■ GOAL
Transcribe the records below exactly, leaving out any pictures.
— Start —
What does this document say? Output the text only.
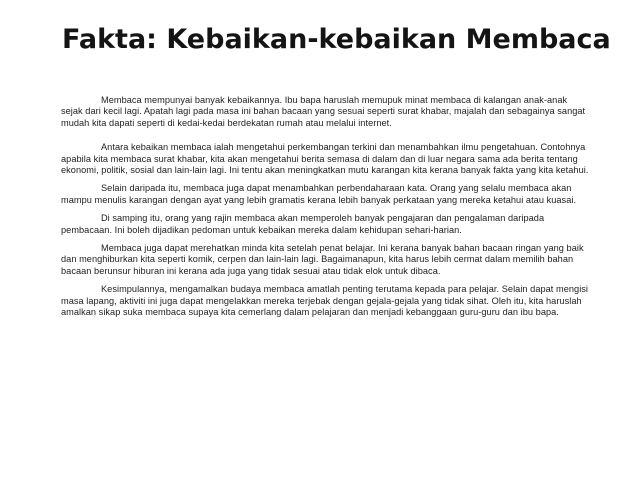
Fakta: Kebaikan-kebaikan Membaca

Membaca mempunyai banyak kebaikannya. Ibu bapa haruslah memupuk minat membaca di kalangan anak-anak sejak dari kecil lagi. Apatah lagi pada masa ini bahan bacaan yang sesuai seperti surat khabar, majalah dan sebagainya sangat mudah kita dapati seperti di kedai-kedai berdekatan rumah atau melalui internet.

Antara kebaikan membaca ialah mengetahui perkembangan terkini dan menambahkan ilmu pengetahuan. Contohnya apabila kita membaca surat khabar, kita akan mengetahui berita semasa di dalam dan di luar negara sama ada berita tentang ekonomi, politik, sosial dan lain-lain lagi. Ini tentu akan meningkatkan mutu karangan kita kerana banyak fakta yang kita ketahui.

Selain daripada itu, membaca juga dapat menambahkan perbendaharaan kata. Orang yang selalu membaca akan mampu menulis karangan dengan ayat yang lebih gramatis kerana lebih banyak perkataan yang mereka ketahui atau kuasai.

Di samping itu, orang yang rajin membaca akan memperoleh banyak pengajaran dan pengalaman daripada pembacaan. Ini boleh dijadikan pedoman untuk kebaikan mereka dalam kehidupan sehari-harian.

Membaca juga dapat merehatkan minda kita setelah penat belajar. Ini kerana banyak bahan bacaan ringan yang baik dan menghiburkan kita seperti komik, cerpen dan lain-lain lagi. Bagaimanapun, kita harus lebih cermat dalam memilih bahan bacaan berunsur hiburan ini kerana ada juga yang tidak sesuai atau tidak elok untuk dibaca.

Kesimpulannya, mengamalkan budaya membaca amatlah penting terutama kepada para pelajar. Selain dapat mengisi masa lapang, aktiviti ini juga dapat mengelakkan mereka terjebak dengan gejala-gejala yang tidak sihat. Oleh itu, kita haruslah amalkan sikap suka membaca supaya kita cemerlang dalam pelajaran dan menjadi kebanggaan guru-guru dan ibu bapa.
— End —
■ THE SOLUTION
What does this document say? Output the text only.
Fakta: Kebaikan-kebaikan Membaca

Membaca mempunyai banyak kebaikannya. Ibu bapa haruslah memupuk minat membaca di kalangan anak-anak sejak dari kecil lagi. Apatah lagi pada masa ini bahan bacaan yang sesuai seperti surat khabar, majalah dan sebagainya sangat mudah kita dapati seperti di kedai-kedai berdekatan rumah atau melalui internet.

Antara kebaikan membaca ialah mengetahui perkembangan terkini dan menambahkan ilmu pengetahuan. Contohnya apabila kita membaca surat khabar, kita akan mengetahui berita semasa di dalam dan di luar negara sama ada berita tentang ekonomi, politik, sosial dan lain-lain lagi. Ini tentu akan meningkatkan mutu karangan kita kerana banyak fakta yang kita ketahui.

Selain daripada itu, membaca juga dapat menambahkan perbendaharaan kata. Orang yang selalu membaca akan mampu menulis karangan dengan ayat yang lebih gramatis kerana lebih banyak perkataan yang mereka ketahui atau kuasai.

Di samping itu, orang yang rajin membaca akan memperoleh banyak pengajaran dan pengalaman daripada pembacaan. Ini boleh dijadikan pedoman untuk kebaikan mereka dalam kehidupan sehari-harian.

Membaca juga dapat merehatkan minda kita setelah penat belajar. Ini kerana banyak bahan bacaan ringan yang baik dan menghiburkan kita seperti komik, cerpen dan lain-lain lagi. Bagaimanapun, kita harus lebih cermat dalam memilih bahan bacaan berunsur hiburan ini kerana ada juga yang tidak sesuai atau tidak elok untuk dibaca.

Kesimpulannya, mengamalkan budaya membaca amatlah penting terutama kepada para pelajar. Selain dapat mengisi masa lapang, aktiviti ini juga dapat mengelakkan mereka terjebak dengan gejala-gejala yang tidak sihat. Oleh itu, kita haruslah amalkan sikap suka membaca supaya kita cemerlang dalam pelajaran dan menjadi kebanggaan guru-guru dan ibu bapa.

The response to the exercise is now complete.